**What needs to be done**
Images do not belong in the copy. Retype all the entries below exactly.

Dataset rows
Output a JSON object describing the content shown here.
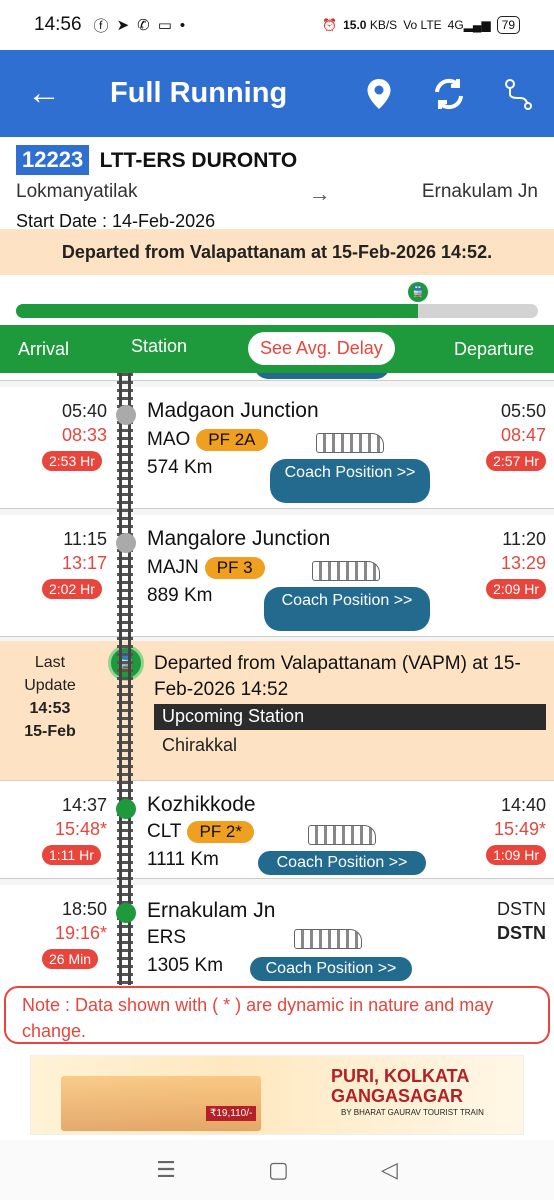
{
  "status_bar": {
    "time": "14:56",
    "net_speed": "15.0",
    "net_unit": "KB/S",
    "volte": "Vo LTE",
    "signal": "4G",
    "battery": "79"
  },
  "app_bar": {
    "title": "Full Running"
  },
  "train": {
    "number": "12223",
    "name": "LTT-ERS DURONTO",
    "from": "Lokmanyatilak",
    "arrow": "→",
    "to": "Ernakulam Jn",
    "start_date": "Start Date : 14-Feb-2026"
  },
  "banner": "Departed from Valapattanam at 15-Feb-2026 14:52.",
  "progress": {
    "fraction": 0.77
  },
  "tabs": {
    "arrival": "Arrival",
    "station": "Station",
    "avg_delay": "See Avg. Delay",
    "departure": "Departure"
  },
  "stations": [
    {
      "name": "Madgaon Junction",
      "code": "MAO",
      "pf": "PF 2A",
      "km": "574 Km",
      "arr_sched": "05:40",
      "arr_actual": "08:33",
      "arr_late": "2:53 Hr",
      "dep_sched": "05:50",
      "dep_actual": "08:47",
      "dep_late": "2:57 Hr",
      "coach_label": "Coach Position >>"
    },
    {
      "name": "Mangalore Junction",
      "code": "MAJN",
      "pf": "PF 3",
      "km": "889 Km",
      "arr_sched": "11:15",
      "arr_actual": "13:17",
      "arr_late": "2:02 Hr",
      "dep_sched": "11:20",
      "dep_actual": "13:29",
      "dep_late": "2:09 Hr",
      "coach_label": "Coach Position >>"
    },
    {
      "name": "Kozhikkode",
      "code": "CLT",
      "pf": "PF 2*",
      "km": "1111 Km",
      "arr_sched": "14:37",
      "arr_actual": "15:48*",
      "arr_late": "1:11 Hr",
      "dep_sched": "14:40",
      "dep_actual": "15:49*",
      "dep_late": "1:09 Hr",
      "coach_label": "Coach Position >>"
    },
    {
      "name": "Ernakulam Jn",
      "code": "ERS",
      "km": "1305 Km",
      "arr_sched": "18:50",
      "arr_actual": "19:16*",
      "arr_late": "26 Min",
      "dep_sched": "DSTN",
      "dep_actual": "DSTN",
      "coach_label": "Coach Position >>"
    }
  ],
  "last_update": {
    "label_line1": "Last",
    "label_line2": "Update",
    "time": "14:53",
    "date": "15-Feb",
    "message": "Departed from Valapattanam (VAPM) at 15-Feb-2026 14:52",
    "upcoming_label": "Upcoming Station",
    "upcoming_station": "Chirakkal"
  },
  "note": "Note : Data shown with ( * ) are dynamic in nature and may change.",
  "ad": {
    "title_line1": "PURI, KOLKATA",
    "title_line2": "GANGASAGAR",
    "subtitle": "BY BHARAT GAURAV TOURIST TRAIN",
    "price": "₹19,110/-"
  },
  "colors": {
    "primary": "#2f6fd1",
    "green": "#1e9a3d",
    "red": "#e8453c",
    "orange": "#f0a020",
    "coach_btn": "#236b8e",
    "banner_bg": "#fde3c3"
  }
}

**Correct result**
Output a JSON object describing the content shown here.
{
  "status_bar": {
    "time": "14:56",
    "net_speed": "15.0",
    "net_unit": "KB/S",
    "volte": "Vo LTE",
    "signal": "4G",
    "battery": "79"
  },
  "app_bar": {
    "title": "Full Running"
  },
  "train": {
    "number": "12223",
    "name": "LTT-ERS DURONTO",
    "from": "Lokmanyatilak",
    "arrow": "→",
    "to": "Ernakulam Jn",
    "start_date": "Start Date : 14-Feb-2026"
  },
  "banner": "Departed from Valapattanam at 15-Feb-2026 14:52.",
  "progress": {
    "fraction": 0.77
  },
  "tabs": {
    "arrival": "Arrival",
    "station": "Station",
    "avg_delay": "See Avg. Delay",
    "departure": "Departure"
  },
  "stations": [
    {
      "name": "Madgaon Junction",
      "code": "MAO",
      "pf": "PF 2A",
      "km": "574 Km",
      "arr_sched": "05:40",
      "arr_actual": "08:33",
      "arr_late": "2:53 Hr",
      "dep_sched": "05:50",
      "dep_actual": "08:47",
      "dep_late": "2:57 Hr",
      "coach_label": "Coach Position >>"
    },
    {
      "name": "Mangalore Junction",
      "code": "MAJN",
      "pf": "PF 3",
      "km": "889 Km",
      "arr_sched": "11:15",
      "arr_actual": "13:17",
      "arr_late": "2:02 Hr",
      "dep_sched": "11:20",
      "dep_actual": "13:29",
      "dep_late": "2:09 Hr",
      "coach_label": "Coach Position >>"
    },
    {
      "name": "Kozhikkode",
      "code": "CLT",
      "pf": "PF 2*",
      "km": "1111 Km",
      "arr_sched": "14:37",
      "arr_actual": "15:48*",
      "arr_late": "1:11 Hr",
      "dep_sched": "14:40",
      "dep_actual": "15:49*",
      "dep_late": "1:09 Hr",
      "coach_label": "Coach Position >>"
    },
    {
      "name": "Ernakulam Jn",
      "code": "ERS",
      "km": "1305 Km",
      "arr_sched": "18:50",
      "arr_actual": "19:16*",
      "arr_late": "26 Min",
      "dep_sched": "DSTN",
      "dep_actual": "DSTN",
      "coach_label": "Coach Position >>"
    }
  ],
  "last_update": {
    "label_line1": "Last",
    "label_line2": "Update",
    "time": "14:53",
    "date": "15-Feb",
    "message": "Departed from Valapattanam (VAPM) at 15-Feb-2026 14:52",
    "upcoming_label": "Upcoming Station",
    "upcoming_station": "Chirakkal"
  },
  "note": "Note : Data shown with ( * ) are dynamic in nature and may change.",
  "ad": {
    "title_line1": "PURI, KOLKATA",
    "title_line2": "GANGASAGAR",
    "subtitle": "BY BHARAT GAURAV TOURIST TRAIN",
    "price": "₹19,110/-"
  },
  "colors": {
    "primary": "#2f6fd1",
    "green": "#1e9a3d",
    "red": "#e8453c",
    "orange": "#f0a020",
    "coach_btn": "#236b8e",
    "banner_bg": "#fde3c3"
  }
}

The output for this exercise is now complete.